◆ **Written instruction**:
Print out the entries below with no edits.

◆ **Extracted entries**:
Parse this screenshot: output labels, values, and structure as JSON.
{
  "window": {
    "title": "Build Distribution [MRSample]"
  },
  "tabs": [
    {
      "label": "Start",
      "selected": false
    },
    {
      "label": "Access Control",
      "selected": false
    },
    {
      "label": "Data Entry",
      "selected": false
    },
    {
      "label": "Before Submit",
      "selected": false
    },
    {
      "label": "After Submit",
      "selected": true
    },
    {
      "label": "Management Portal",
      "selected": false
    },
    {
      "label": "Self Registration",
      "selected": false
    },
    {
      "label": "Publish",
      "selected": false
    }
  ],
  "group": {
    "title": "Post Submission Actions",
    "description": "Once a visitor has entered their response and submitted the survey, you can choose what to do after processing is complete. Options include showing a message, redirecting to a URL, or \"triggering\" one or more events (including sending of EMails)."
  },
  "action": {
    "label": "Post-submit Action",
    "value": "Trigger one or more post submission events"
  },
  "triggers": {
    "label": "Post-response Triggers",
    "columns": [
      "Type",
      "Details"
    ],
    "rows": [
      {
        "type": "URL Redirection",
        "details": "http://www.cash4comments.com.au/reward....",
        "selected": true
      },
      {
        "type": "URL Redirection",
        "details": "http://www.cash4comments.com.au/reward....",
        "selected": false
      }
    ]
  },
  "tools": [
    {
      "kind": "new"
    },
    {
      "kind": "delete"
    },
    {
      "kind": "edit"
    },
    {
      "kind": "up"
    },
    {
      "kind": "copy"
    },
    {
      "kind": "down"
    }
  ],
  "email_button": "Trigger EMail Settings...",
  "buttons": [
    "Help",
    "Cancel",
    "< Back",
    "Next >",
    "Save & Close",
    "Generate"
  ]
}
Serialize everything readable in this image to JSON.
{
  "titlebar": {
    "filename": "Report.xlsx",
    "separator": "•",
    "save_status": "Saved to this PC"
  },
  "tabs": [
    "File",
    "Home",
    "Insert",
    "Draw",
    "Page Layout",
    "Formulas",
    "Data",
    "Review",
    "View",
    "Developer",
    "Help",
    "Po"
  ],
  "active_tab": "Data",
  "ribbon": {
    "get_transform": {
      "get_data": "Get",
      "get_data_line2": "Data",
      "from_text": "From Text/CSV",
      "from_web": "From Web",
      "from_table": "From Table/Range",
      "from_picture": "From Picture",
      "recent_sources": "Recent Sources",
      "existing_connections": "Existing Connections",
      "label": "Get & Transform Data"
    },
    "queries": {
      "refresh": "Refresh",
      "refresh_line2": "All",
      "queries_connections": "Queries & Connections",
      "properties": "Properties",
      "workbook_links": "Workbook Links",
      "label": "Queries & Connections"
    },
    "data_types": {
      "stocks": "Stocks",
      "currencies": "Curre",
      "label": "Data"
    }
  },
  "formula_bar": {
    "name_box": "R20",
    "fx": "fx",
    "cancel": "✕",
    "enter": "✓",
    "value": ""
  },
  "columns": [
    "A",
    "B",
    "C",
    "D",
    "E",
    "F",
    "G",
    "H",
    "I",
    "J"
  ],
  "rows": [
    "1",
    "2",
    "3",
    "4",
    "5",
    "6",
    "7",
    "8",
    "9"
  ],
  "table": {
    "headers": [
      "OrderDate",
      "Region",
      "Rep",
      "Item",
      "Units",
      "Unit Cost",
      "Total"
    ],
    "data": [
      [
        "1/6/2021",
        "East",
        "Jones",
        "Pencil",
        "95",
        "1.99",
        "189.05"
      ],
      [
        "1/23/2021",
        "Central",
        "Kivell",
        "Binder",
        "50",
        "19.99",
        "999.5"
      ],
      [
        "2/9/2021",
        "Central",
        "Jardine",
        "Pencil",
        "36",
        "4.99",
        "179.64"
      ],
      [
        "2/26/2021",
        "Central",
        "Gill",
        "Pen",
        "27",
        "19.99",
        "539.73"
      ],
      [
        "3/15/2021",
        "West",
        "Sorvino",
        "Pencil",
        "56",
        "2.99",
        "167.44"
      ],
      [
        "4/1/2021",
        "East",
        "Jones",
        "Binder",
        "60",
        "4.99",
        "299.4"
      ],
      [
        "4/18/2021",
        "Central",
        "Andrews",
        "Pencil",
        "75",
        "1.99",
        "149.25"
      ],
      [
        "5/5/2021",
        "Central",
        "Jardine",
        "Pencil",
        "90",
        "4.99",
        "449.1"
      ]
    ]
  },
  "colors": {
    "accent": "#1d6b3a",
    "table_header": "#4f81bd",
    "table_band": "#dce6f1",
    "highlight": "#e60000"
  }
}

◆ **Full answer**:
Parse this screenshot: output labels, values, and structure as JSON.
{
  "window": {
    "title": "Build Distribution [MRSample]"
  },
  "tabs": [
    {
      "label": "Start",
      "selected": false
    },
    {
      "label": "Access Control",
      "selected": false
    },
    {
      "label": "Data Entry",
      "selected": false
    },
    {
      "label": "Before Submit",
      "selected": false
    },
    {
      "label": "After Submit",
      "selected": true
    },
    {
      "label": "Management Portal",
      "selected": false
    },
    {
      "label": "Self Registration",
      "selected": false
    },
    {
      "label": "Publish",
      "selected": false
    }
  ],
  "group": {
    "title": "Post Submission Actions",
    "description": "Once a visitor has entered their response and submitted the survey, you can choose what to do after processing is complete. Options include showing a message, redirecting to a URL, or \"triggering\" one or more events (including sending of EMails)."
  },
  "action": {
    "label": "Post-submit Action",
    "value": "Trigger one or more post submission events"
  },
  "triggers": {
    "label": "Post-response Triggers",
    "columns": [
      "Type",
      "Details"
    ],
    "rows": [
      {
        "type": "URL Redirection",
        "details": "http://www.cash4comments.com.au/reward....",
        "selected": true
      },
      {
        "type": "URL Redirection",
        "details": "http://www.cash4comments.com.au/reward....",
        "selected": false
      }
    ]
  },
  "tools": [
    {
      "kind": "new"
    },
    {
      "kind": "delete"
    },
    {
      "kind": "edit"
    },
    {
      "kind": "up"
    },
    {
      "kind": "copy"
    },
    {
      "kind": "down"
    }
  ],
  "email_button": "Trigger EMail Settings...",
  "buttons": [
    "Help",
    "Cancel",
    "< Back",
    "Next >",
    "Save & Close",
    "Generate"
  ]
}
Serialize everything readable in this image to JSON.
{
  "titlebar": {
    "filename": "Report.xlsx",
    "separator": "•",
    "save_status": "Saved to this PC"
  },
  "tabs": [
    "File",
    "Home",
    "Insert",
    "Draw",
    "Page Layout",
    "Formulas",
    "Data",
    "Review",
    "View",
    "Developer",
    "Help",
    "Po"
  ],
  "active_tab": "Data",
  "ribbon": {
    "get_transform": {
      "get_data": "Get",
      "get_data_line2": "Data",
      "from_text": "From Text/CSV",
      "from_web": "From Web",
      "from_table": "From Table/Range",
      "from_picture": "From Picture",
      "recent_sources": "Recent Sources",
      "existing_connections": "Existing Connections",
      "label": "Get & Transform Data"
    },
    "queries": {
      "refresh": "Refresh",
      "refresh_line2": "All",
      "queries_connections": "Queries & Connections",
      "properties": "Properties",
      "workbook_links": "Workbook Links",
      "label": "Queries & Connections"
    },
    "data_types": {
      "stocks": "Stocks",
      "currencies": "Curre",
      "label": "Data"
    }
  },
  "formula_bar": {
    "name_box": "R20",
    "fx": "fx",
    "cancel": "✕",
    "enter": "✓",
    "value": ""
  },
  "columns": [
    "A",
    "B",
    "C",
    "D",
    "E",
    "F",
    "G",
    "H",
    "I",
    "J"
  ],
  "rows": [
    "1",
    "2",
    "3",
    "4",
    "5",
    "6",
    "7",
    "8",
    "9"
  ],
  "table": {
    "headers": [
      "OrderDate",
      "Region",
      "Rep",
      "Item",
      "Units",
      "Unit Cost",
      "Total"
    ],
    "data": [
      [
        "1/6/2021",
        "East",
        "Jones",
        "Pencil",
        "95",
        "1.99",
        "189.05"
      ],
      [
        "1/23/2021",
        "Central",
        "Kivell",
        "Binder",
        "50",
        "19.99",
        "999.5"
      ],
      [
        "2/9/2021",
        "Central",
        "Jardine",
        "Pencil",
        "36",
        "4.99",
        "179.64"
      ],
      [
        "2/26/2021",
        "Central",
        "Gill",
        "Pen",
        "27",
        "19.99",
        "539.73"
      ],
      [
        "3/15/2021",
        "West",
        "Sorvino",
        "Pencil",
        "56",
        "2.99",
        "167.44"
      ],
      [
        "4/1/2021",
        "East",
        "Jones",
        "Binder",
        "60",
        "4.99",
        "299.4"
      ],
      [
        "4/18/2021",
        "Central",
        "Andrews",
        "Pencil",
        "75",
        "1.99",
        "149.25"
      ],
      [
        "5/5/2021",
        "Central",
        "Jardine",
        "Pencil",
        "90",
        "4.99",
        "449.1"
      ]
    ]
  },
  "colors": {
    "accent": "#1d6b3a",
    "table_header": "#4f81bd",
    "table_band": "#dce6f1",
    "highlight": "#e60000"
  }
}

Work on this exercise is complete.